▸ Consignes:
- A) Recopiez intégralement le texte sur l'autonomie au travail.
- B) Veuillez réécrire les lignes fournies, de celle qui contient « Itemize the components » à celle qui contient « author-display-name[interactable]: Anti Hacienda », incluses, en remplaçant « views-count » par « view-total » sans rien modifier d'autre. Laissez les images de côté.

━━ Texte à lire ━━

L’organisation en question.

Seconde source de mal-être au travail : le manque d’autonomie. Les travailleurs sont largement demandeurs (74 %) de marges de manœuvre pour organiser leur activité. En recoupant trois critères – organisation de son planning de travail assez en amont, impression de ne pas être une machine, possibilité de mettre ses propres idées en pratique –, les chercheurs déduisent que seuls 27 % des répondants remplissent ces trois critères d’un niveau d’autonomie normal. « Nous sommes persuadés que le nœud du problème réside dans la capacité à négocier sur l’organisation du travail et la QVT au plus près du terrain, affirme Laurent Berger. Suite à l’ANI sur la QVT, il y a eu des avancées, mais c’est encore trop lent car les patrons sont jaloux de leurs prérogatives sur l’organisation du travail. » Après les grandes entreprises, souligne Hervé Garnier, secrétaire national de la CFDT, « il faut maintenant que le sujet touche le tissu de PME. » Un chantier cher à la CFDT.

━━━
━━ Documents fournis ━━

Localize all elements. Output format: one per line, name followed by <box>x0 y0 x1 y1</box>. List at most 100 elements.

━━━
━━ Documents fournis ━━

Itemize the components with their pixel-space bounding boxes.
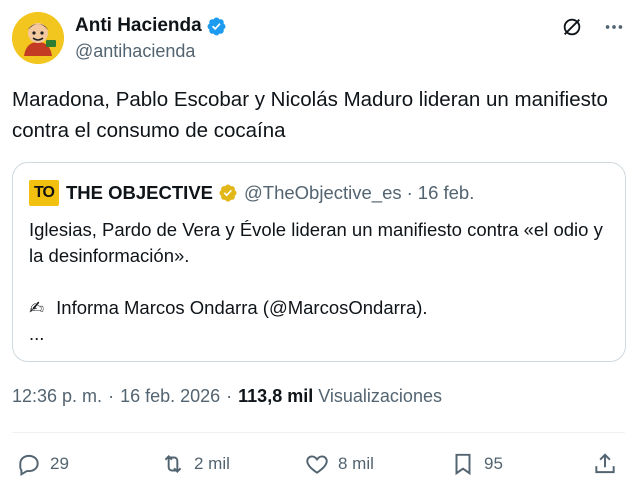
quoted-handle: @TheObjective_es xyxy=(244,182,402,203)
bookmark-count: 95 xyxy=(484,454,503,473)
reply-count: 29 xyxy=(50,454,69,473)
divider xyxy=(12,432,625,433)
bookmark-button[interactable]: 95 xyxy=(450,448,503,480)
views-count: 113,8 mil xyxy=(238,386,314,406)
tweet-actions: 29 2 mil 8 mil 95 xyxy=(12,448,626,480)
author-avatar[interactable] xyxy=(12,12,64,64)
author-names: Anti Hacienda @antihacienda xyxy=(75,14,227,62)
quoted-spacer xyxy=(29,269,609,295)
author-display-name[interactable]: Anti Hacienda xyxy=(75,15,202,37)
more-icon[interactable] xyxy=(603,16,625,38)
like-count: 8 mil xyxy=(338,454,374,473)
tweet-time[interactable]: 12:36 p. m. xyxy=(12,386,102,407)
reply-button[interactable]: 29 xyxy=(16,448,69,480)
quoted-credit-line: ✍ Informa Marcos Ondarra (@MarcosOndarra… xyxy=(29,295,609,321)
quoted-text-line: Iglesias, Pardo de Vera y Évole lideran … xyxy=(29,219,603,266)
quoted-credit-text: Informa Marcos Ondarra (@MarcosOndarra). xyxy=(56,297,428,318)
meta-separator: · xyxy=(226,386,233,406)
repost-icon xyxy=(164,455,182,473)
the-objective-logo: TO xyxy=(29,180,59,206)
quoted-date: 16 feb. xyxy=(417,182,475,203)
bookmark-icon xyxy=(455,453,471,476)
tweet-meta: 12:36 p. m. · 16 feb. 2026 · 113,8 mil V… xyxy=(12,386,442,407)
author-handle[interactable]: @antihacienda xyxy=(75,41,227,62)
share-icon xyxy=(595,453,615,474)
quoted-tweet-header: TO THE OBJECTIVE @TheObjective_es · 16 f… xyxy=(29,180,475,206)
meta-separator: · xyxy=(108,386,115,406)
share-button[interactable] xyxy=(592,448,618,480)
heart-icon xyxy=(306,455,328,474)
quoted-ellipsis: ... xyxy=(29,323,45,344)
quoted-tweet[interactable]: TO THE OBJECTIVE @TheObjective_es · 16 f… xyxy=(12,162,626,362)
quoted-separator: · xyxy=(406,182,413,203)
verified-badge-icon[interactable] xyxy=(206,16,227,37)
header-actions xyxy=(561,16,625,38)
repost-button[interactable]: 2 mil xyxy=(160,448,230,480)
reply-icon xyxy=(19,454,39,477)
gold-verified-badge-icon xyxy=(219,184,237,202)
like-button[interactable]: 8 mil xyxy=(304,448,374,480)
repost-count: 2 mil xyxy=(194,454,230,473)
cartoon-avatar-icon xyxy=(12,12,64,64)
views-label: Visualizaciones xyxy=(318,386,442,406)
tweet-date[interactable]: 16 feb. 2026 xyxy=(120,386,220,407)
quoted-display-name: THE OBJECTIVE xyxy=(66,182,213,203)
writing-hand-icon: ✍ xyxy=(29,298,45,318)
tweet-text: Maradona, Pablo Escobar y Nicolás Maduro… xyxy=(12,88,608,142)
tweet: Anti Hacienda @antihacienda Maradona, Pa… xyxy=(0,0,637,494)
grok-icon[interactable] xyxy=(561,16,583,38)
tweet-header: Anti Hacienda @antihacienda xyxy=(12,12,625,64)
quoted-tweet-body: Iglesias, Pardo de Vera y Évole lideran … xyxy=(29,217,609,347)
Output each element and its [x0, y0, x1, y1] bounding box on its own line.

━━━

▸ Corrigé:
- A)
L’organisation en question.

Seconde source de mal-être au travail : le manque d’autonomie. Les travailleurs sont largement demandeurs (74 %) de marges de manœuvre pour organiser leur activité. En recoupant trois critères – organisation de son planning de travail assez en amont, impression de ne pas être une machine, possibilité de mettre ses propres idées en pratique –, les chercheurs déduisent que seuls 27 % des répondants remplissent ces trois critères d’un niveau d’autonomie normal. « Nous sommes persuadés que le nœud du problème réside dans la capacité à négocier sur l’organisation du travail et la QVT au plus près du terrain, affirme Laurent Berger. Suite à l’ANI sur la QVT, il y a eu des avancées, mais c’est encore trop lent car les patrons sont jaloux de leurs prérogatives sur l’organisation du travail. » Après les grandes entreprises, souligne Hervé Garnier, secrétaire national de la CFDT, « il faut maintenant que le sujet touche le tissu de PME. » Un chantier cher à la CFDT.

- B)
Itemize the components with their pixel-space bounding boxes.
quoted-handle: @TheObjective_es xyxy=(244,182,402,203)
bookmark-count: 95 xyxy=(484,454,503,473)
reply-count: 29 xyxy=(50,454,69,473)
divider xyxy=(12,432,625,433)
bookmark-button[interactable]: 95 xyxy=(450,448,503,480)
view-total: 113,8 mil xyxy=(238,386,314,406)
tweet-actions: 29 2 mil 8 mil 95 xyxy=(12,448,626,480)
author-avatar[interactable] xyxy=(12,12,64,64)
author-names: Anti Hacienda @antihacienda xyxy=(75,14,227,62)
quoted-spacer xyxy=(29,269,609,295)
author-display-name[interactable]: Anti Hacienda xyxy=(75,15,202,37)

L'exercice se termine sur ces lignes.